▶ **Task description**
Every line below should be copied exactly; drop the pictures.

◇ ◇ ◇ ◇ ◇

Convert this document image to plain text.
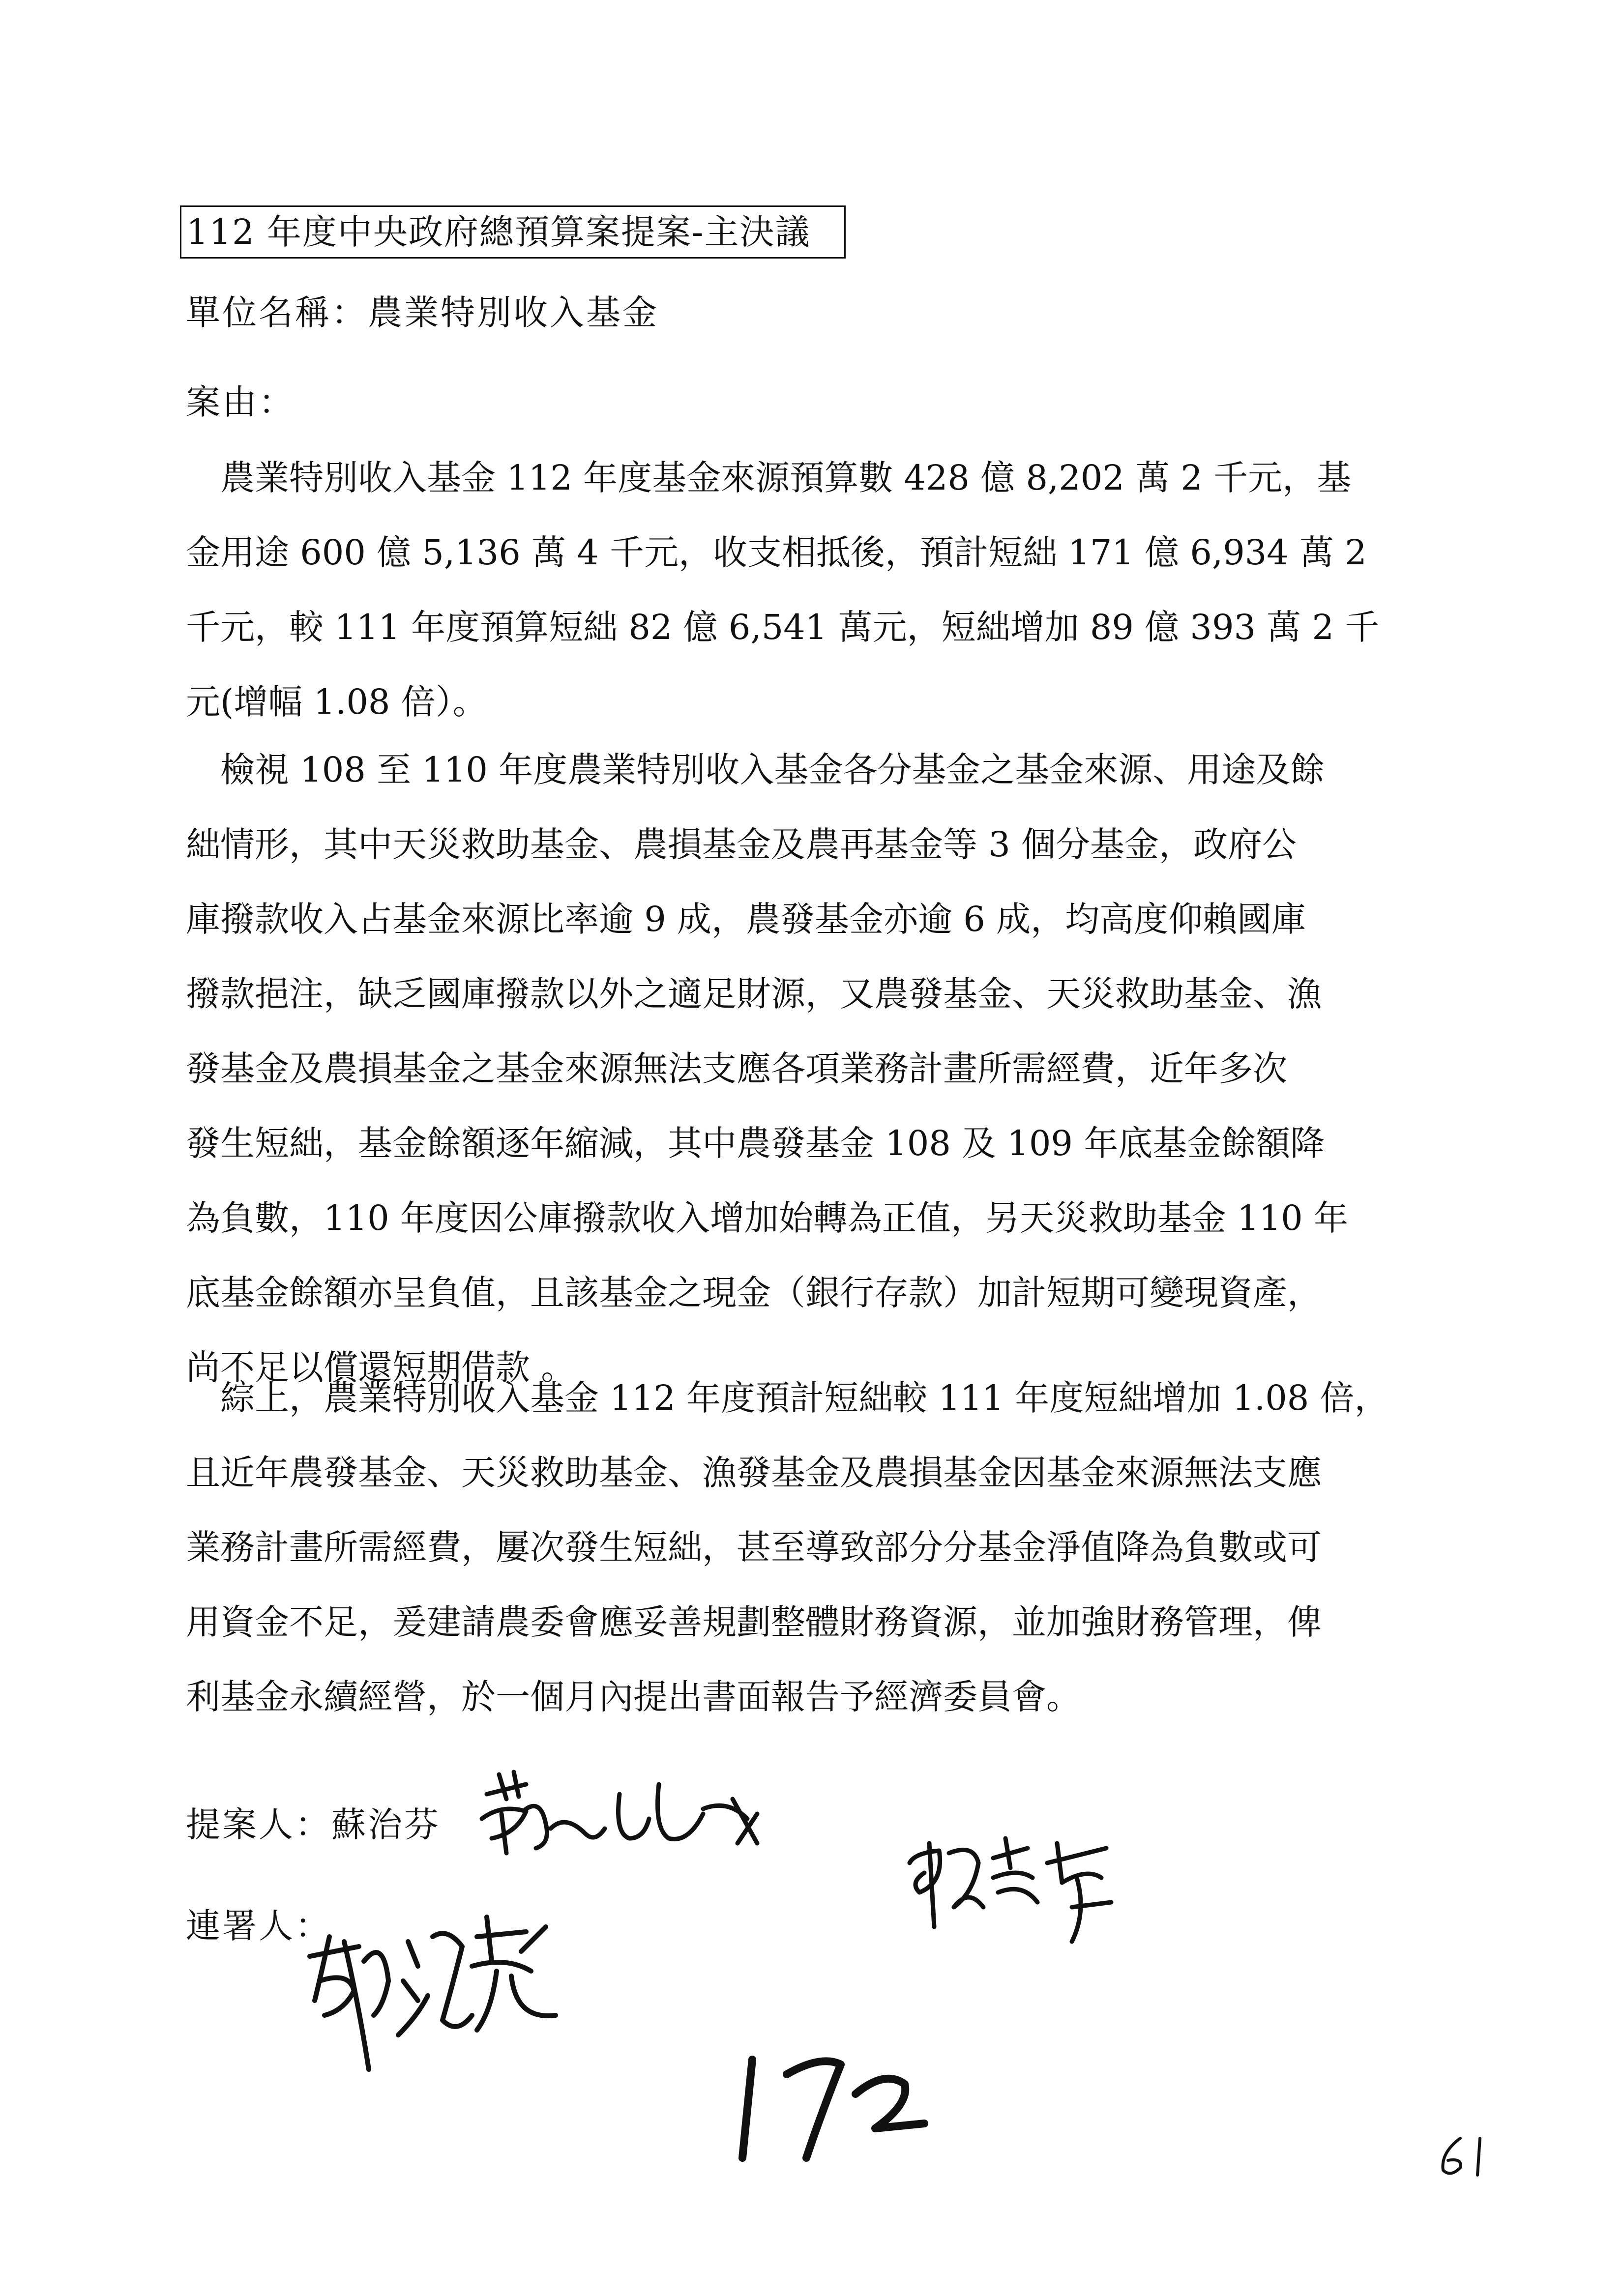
112 年度中央政府總預算案提案-主決議
單位名稱：農業特別收入基金
案由：
　農業特別收入基金 112 年度基金來源預算數 428 億 8,202 萬 2 千元，基
金用途 600 億 5,136 萬 4 千元，收支相抵後，預計短絀 171 億 6,934 萬 2
千元，較 111 年度預算短絀 82 億 6,541 萬元，短絀增加 89 億 393 萬 2 千
元(增幅 1.08 倍）。
　檢視 108 至 110 年度農業特別收入基金各分基金之基金來源、用途及餘
絀情形，其中天災救助基金、農損基金及農再基金等 3 個分基金，政府公
庫撥款收入占基金來源比率逾 9 成，農發基金亦逾 6 成，均高度仰賴國庫
撥款挹注，缺乏國庫撥款以外之適足財源，又農發基金、天災救助基金、漁
發基金及農損基金之基金來源無法支應各項業務計畫所需經費，近年多次
發生短絀，基金餘額逐年縮減，其中農發基金 108 及 109 年底基金餘額降
為負數，110 年度因公庫撥款收入增加始轉為正值，另天災救助基金 110 年
底基金餘額亦呈負值，且該基金之現金（銀行存款）加計短期可變現資產，
尚不足以償還短期借款 。
　綜上，農業特別收入基金 112 年度預計短絀較 111 年度短絀增加 1.08 倍，
且近年農發基金、天災救助基金、漁發基金及農損基金因基金來源無法支應
業務計畫所需經費，屢次發生短絀，甚至導致部分分基金淨值降為負數或可
用資金不足，爰建請農委會應妥善規劃整體財務資源，並加強財務管理，俾
利基金永續經營，於一個月內提出書面報告予經濟委員會。
提案人：蘇治芬
連署人：
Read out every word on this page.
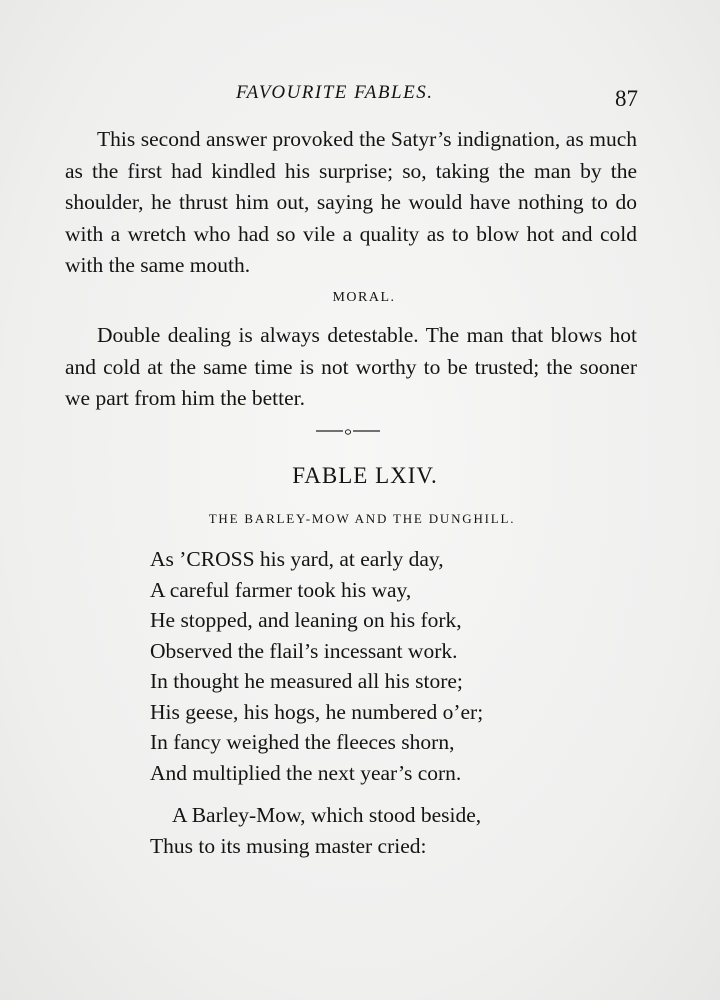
FAVOURITE FABLES.	87

This second answer provoked the Satyr’s indignation, as much as the first had kindled his surprise; so, taking the man by the shoulder, he thrust him out, saying he would have nothing to do with a wretch who had so vile a quality as to blow hot and cold with the same mouth.

MORAL.

Double dealing is always detestable. The man that blows hot and cold at the same time is not worthy to be trusted; the sooner we part from him the better.

FABLE LXIV.
THE BARLEY-MOW AND THE DUNGHILL.
As ’CROSS his yard, at early day,
A careful farmer took his way,
He stopped, and leaning on his fork,
Observed the flail’s incessant work.
In thought he measured all his store;
His geese, his hogs, he numbered o’er;
In fancy weighed the fleeces shorn,
And multiplied the next year’s corn.
A Barley-Mow, which stood beside,
Thus to its musing master cried:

◇ ◇ ◇ ◇ ◇

▶ **Solution below**
Convert this document image to plain text.
112 年度中央政府總預算案提案-主決議
單位名稱：農業特別收入基金
案由：
　農業特別收入基金 112 年度基金來源預算數 428 億 8,202 萬 2 千元，基
金用途 600 億 5,136 萬 4 千元，收支相抵後，預計短絀 171 億 6,934 萬 2
千元，較 111 年度預算短絀 82 億 6,541 萬元，短絀增加 89 億 393 萬 2 千
元(增幅 1.08 倍）。
　檢視 108 至 110 年度農業特別收入基金各分基金之基金來源、用途及餘
絀情形，其中天災救助基金、農損基金及農再基金等 3 個分基金，政府公
庫撥款收入占基金來源比率逾 9 成，農發基金亦逾 6 成，均高度仰賴國庫
撥款挹注，缺乏國庫撥款以外之適足財源，又農發基金、天災救助基金、漁
發基金及農損基金之基金來源無法支應各項業務計畫所需經費，近年多次
發生短絀，基金餘額逐年縮減，其中農發基金 108 及 109 年底基金餘額降
為負數，110 年度因公庫撥款收入增加始轉為正值，另天災救助基金 110 年
底基金餘額亦呈負值，且該基金之現金（銀行存款）加計短期可變現資產，
尚不足以償還短期借款 。
　綜上，農業特別收入基金 112 年度預計短絀較 111 年度短絀增加 1.08 倍，
且近年農發基金、天災救助基金、漁發基金及農損基金因基金來源無法支應
業務計畫所需經費，屢次發生短絀，甚至導致部分分基金淨值降為負數或可
用資金不足，爰建請農委會應妥善規劃整體財務資源，並加強財務管理，俾
利基金永續經營，於一個月內提出書面報告予經濟委員會。
提案人：蘇治芬
連署人：
Read out every word on this page.
FAVOURITE FABLES.	87

This second answer provoked the Satyr’s indignation, as much as the first had kindled his surprise; so, taking the man by the shoulder, he thrust him out, saying he would have nothing to do with a wretch who had so vile a quality as to blow hot and cold with the same mouth.

MORAL.

Double dealing is always detestable. The man that blows hot and cold at the same time is not worthy to be trusted; the sooner we part from him the better.

FABLE LXIV.
THE BARLEY-MOW AND THE DUNGHILL.
As ’CROSS his yard, at early day,
A careful farmer took his way,
He stopped, and leaning on his fork,
Observed the flail’s incessant work.
In thought he measured all his store;
His geese, his hogs, he numbered o’er;
In fancy weighed the fleeces shorn,
And multiplied the next year’s corn.
A Barley-Mow, which stood beside,
Thus to its musing master cried:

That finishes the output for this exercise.